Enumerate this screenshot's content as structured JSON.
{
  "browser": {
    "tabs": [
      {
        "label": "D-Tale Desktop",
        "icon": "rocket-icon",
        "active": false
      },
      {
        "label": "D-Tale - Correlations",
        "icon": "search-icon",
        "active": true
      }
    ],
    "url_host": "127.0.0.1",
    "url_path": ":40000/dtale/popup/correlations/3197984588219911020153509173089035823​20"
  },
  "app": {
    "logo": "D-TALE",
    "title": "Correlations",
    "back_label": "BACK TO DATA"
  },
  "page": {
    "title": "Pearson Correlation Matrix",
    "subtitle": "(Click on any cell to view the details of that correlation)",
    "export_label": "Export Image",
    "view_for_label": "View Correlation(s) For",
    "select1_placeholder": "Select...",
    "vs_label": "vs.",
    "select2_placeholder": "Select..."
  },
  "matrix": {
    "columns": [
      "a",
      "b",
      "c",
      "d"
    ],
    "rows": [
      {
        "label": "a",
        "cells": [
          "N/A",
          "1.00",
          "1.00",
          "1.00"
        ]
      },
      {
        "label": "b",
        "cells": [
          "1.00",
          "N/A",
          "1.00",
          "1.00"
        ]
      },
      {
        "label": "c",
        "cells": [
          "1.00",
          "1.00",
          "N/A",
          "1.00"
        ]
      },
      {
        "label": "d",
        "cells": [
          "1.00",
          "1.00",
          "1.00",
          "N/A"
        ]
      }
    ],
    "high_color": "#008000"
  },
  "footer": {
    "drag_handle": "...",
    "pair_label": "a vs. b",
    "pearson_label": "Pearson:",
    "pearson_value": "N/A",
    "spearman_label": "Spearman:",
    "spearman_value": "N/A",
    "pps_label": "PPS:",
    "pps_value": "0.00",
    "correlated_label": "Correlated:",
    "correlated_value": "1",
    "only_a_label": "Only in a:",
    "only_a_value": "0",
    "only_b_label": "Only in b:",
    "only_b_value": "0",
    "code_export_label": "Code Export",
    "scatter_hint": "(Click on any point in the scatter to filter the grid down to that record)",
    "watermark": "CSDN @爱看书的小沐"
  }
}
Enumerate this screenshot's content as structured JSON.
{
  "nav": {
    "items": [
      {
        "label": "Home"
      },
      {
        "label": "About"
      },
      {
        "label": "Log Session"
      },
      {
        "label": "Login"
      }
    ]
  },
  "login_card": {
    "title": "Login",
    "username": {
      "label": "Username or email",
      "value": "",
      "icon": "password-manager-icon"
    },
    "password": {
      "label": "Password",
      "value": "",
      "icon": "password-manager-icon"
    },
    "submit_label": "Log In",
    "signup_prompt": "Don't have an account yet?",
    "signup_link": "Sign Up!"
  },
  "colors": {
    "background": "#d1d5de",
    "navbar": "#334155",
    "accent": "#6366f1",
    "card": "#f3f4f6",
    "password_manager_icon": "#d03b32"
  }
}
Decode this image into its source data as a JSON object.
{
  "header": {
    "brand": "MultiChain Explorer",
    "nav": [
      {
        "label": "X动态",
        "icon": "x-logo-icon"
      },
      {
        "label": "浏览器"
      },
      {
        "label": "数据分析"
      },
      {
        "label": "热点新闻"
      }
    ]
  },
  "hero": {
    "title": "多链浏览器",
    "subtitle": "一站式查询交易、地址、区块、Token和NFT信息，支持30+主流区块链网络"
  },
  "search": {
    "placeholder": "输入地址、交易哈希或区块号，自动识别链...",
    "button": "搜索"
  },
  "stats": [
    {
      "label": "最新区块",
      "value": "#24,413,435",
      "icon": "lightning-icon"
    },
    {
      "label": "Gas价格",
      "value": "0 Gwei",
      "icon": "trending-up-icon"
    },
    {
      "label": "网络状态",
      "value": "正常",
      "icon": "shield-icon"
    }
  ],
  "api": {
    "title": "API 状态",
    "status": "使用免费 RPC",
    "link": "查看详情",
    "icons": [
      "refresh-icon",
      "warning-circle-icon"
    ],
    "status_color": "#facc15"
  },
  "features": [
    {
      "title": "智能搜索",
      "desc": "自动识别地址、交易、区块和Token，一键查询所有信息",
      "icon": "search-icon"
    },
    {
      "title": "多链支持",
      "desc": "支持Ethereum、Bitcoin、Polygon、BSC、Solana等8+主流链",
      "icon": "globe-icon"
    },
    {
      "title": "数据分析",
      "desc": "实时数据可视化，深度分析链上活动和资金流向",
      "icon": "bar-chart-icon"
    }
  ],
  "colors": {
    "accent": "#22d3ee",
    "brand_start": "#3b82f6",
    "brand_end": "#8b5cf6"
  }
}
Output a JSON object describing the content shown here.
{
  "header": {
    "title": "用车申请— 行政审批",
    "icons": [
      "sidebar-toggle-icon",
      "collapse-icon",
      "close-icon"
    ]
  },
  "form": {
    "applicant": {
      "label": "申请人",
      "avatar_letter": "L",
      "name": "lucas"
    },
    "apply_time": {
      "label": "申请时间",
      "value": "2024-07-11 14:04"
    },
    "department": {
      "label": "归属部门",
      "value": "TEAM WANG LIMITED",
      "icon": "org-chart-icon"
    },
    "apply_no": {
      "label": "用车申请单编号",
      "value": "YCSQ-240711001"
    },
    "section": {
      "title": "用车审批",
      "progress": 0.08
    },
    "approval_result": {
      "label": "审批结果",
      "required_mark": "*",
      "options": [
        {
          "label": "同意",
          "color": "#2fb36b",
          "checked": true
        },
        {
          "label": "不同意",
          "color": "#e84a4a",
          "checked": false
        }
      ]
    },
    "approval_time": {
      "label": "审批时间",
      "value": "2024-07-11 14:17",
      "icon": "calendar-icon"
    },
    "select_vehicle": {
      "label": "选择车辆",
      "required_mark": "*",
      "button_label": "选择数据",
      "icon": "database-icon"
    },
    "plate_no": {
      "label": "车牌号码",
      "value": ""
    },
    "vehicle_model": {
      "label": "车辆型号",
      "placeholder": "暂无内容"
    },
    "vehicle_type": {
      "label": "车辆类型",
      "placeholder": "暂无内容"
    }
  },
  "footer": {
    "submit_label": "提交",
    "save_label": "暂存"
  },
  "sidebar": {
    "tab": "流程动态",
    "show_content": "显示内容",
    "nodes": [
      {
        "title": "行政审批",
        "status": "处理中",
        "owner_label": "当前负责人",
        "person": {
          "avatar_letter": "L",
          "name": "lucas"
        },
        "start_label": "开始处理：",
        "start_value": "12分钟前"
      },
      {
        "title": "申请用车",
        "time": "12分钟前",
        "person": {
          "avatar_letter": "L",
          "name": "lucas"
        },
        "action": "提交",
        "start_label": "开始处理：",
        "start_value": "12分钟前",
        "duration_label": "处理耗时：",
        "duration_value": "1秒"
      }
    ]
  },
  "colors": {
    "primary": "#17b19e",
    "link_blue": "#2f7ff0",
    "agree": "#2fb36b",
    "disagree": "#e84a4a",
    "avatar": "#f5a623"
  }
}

━━━━━━━━━━━━━━━━━━━━━━━━━━━━━━

Task prompt:
Copy out each line exactly as written.

Written solution:
Enumerate this screenshot's content as structured JSON.
{
  "browser": {
    "tabs": [
      {
        "label": "D-Tale Desktop",
        "icon": "rocket-icon",
        "active": false
      },
      {
        "label": "D-Tale - Correlations",
        "icon": "search-icon",
        "active": true
      }
    ],
    "url_host": "127.0.0.1",
    "url_path": ":40000/dtale/popup/correlations/3197984588219911020153509173089035823​20"
  },
  "app": {
    "logo": "D-TALE",
    "title": "Correlations",
    "back_label": "BACK TO DATA"
  },
  "page": {
    "title": "Pearson Correlation Matrix",
    "subtitle": "(Click on any cell to view the details of that correlation)",
    "export_label": "Export Image",
    "view_for_label": "View Correlation(s) For",
    "select1_placeholder": "Select...",
    "vs_label": "vs.",
    "select2_placeholder": "Select..."
  },
  "matrix": {
    "columns": [
      "a",
      "b",
      "c",
      "d"
    ],
    "rows": [
      {
        "label": "a",
        "cells": [
          "N/A",
          "1.00",
          "1.00",
          "1.00"
        ]
      },
      {
        "label": "b",
        "cells": [
          "1.00",
          "N/A",
          "1.00",
          "1.00"
        ]
      },
      {
        "label": "c",
        "cells": [
          "1.00",
          "1.00",
          "N/A",
          "1.00"
        ]
      },
      {
        "label": "d",
        "cells": [
          "1.00",
          "1.00",
          "1.00",
          "N/A"
        ]
      }
    ],
    "high_color": "#008000"
  },
  "footer": {
    "drag_handle": "...",
    "pair_label": "a vs. b",
    "pearson_label": "Pearson:",
    "pearson_value": "N/A",
    "spearman_label": "Spearman:",
    "spearman_value": "N/A",
    "pps_label": "PPS:",
    "pps_value": "0.00",
    "correlated_label": "Correlated:",
    "correlated_value": "1",
    "only_a_label": "Only in a:",
    "only_a_value": "0",
    "only_b_label": "Only in b:",
    "only_b_value": "0",
    "code_export_label": "Code Export",
    "scatter_hint": "(Click on any point in the scatter to filter the grid down to that record)",
    "watermark": "CSDN @爱看书的小沐"
  }
}
Enumerate this screenshot's content as structured JSON.
{
  "nav": {
    "items": [
      {
        "label": "Home"
      },
      {
        "label": "About"
      },
      {
        "label": "Log Session"
      },
      {
        "label": "Login"
      }
    ]
  },
  "login_card": {
    "title": "Login",
    "username": {
      "label": "Username or email",
      "value": "",
      "icon": "password-manager-icon"
    },
    "password": {
      "label": "Password",
      "value": "",
      "icon": "password-manager-icon"
    },
    "submit_label": "Log In",
    "signup_prompt": "Don't have an account yet?",
    "signup_link": "Sign Up!"
  },
  "colors": {
    "background": "#d1d5de",
    "navbar": "#334155",
    "accent": "#6366f1",
    "card": "#f3f4f6",
    "password_manager_icon": "#d03b32"
  }
}
Decode this image into its source data as a JSON object.
{
  "header": {
    "brand": "MultiChain Explorer",
    "nav": [
      {
        "label": "X动态",
        "icon": "x-logo-icon"
      },
      {
        "label": "浏览器"
      },
      {
        "label": "数据分析"
      },
      {
        "label": "热点新闻"
      }
    ]
  },
  "hero": {
    "title": "多链浏览器",
    "subtitle": "一站式查询交易、地址、区块、Token和NFT信息，支持30+主流区块链网络"
  },
  "search": {
    "placeholder": "输入地址、交易哈希或区块号，自动识别链...",
    "button": "搜索"
  },
  "stats": [
    {
      "label": "最新区块",
      "value": "#24,413,435",
      "icon": "lightning-icon"
    },
    {
      "label": "Gas价格",
      "value": "0 Gwei",
      "icon": "trending-up-icon"
    },
    {
      "label": "网络状态",
      "value": "正常",
      "icon": "shield-icon"
    }
  ],
  "api": {
    "title": "API 状态",
    "status": "使用免费 RPC",
    "link": "查看详情",
    "icons": [
      "refresh-icon",
      "warning-circle-icon"
    ],
    "status_color": "#facc15"
  },
  "features": [
    {
      "title": "智能搜索",
      "desc": "自动识别地址、交易、区块和Token，一键查询所有信息",
      "icon": "search-icon"
    },
    {
      "title": "多链支持",
      "desc": "支持Ethereum、Bitcoin、Polygon、BSC、Solana等8+主流链",
      "icon": "globe-icon"
    },
    {
      "title": "数据分析",
      "desc": "实时数据可视化，深度分析链上活动和资金流向",
      "icon": "bar-chart-icon"
    }
  ],
  "colors": {
    "accent": "#22d3ee",
    "brand_start": "#3b82f6",
    "brand_end": "#8b5cf6"
  }
}
Output a JSON object describing the content shown here.
{
  "header": {
    "title": "用车申请— 行政审批",
    "icons": [
      "sidebar-toggle-icon",
      "collapse-icon",
      "close-icon"
    ]
  },
  "form": {
    "applicant": {
      "label": "申请人",
      "avatar_letter": "L",
      "name": "lucas"
    },
    "apply_time": {
      "label": "申请时间",
      "value": "2024-07-11 14:04"
    },
    "department": {
      "label": "归属部门",
      "value": "TEAM WANG LIMITED",
      "icon": "org-chart-icon"
    },
    "apply_no": {
      "label": "用车申请单编号",
      "value": "YCSQ-240711001"
    },
    "section": {
      "title": "用车审批",
      "progress": 0.08
    },
    "approval_result": {
      "label": "审批结果",
      "required_mark": "*",
      "options": [
        {
          "label": "同意",
          "color": "#2fb36b",
          "checked": true
        },
        {
          "label": "不同意",
          "color": "#e84a4a",
          "checked": false
        }
      ]
    },
    "approval_time": {
      "label": "审批时间",
      "value": "2024-07-11 14:17",
      "icon": "calendar-icon"
    },
    "select_vehicle": {
      "label": "选择车辆",
      "required_mark": "*",
      "button_label": "选择数据",
      "icon": "database-icon"
    },
    "plate_no": {
      "label": "车牌号码",
      "value": ""
    },
    "vehicle_model": {
      "label": "车辆型号",
      "placeholder": "暂无内容"
    },
    "vehicle_type": {
      "label": "车辆类型",
      "placeholder": "暂无内容"
    }
  },
  "footer": {
    "submit_label": "提交",
    "save_label": "暂存"
  },
  "sidebar": {
    "tab": "流程动态",
    "show_content": "显示内容",
    "nodes": [
      {
        "title": "行政审批",
        "status": "处理中",
        "owner_label": "当前负责人",
        "person": {
          "avatar_letter": "L",
          "name": "lucas"
        },
        "start_label": "开始处理：",
        "start_value": "12分钟前"
      },
      {
        "title": "申请用车",
        "time": "12分钟前",
        "person": {
          "avatar_letter": "L",
          "name": "lucas"
        },
        "action": "提交",
        "start_label": "开始处理：",
        "start_value": "12分钟前",
        "duration_label": "处理耗时：",
        "duration_value": "1秒"
      }
    ]
  },
  "colors": {
    "primary": "#17b19e",
    "link_blue": "#2f7ff0",
    "agree": "#2fb36b",
    "disagree": "#e84a4a",
    "avatar": "#f5a623"
  }
}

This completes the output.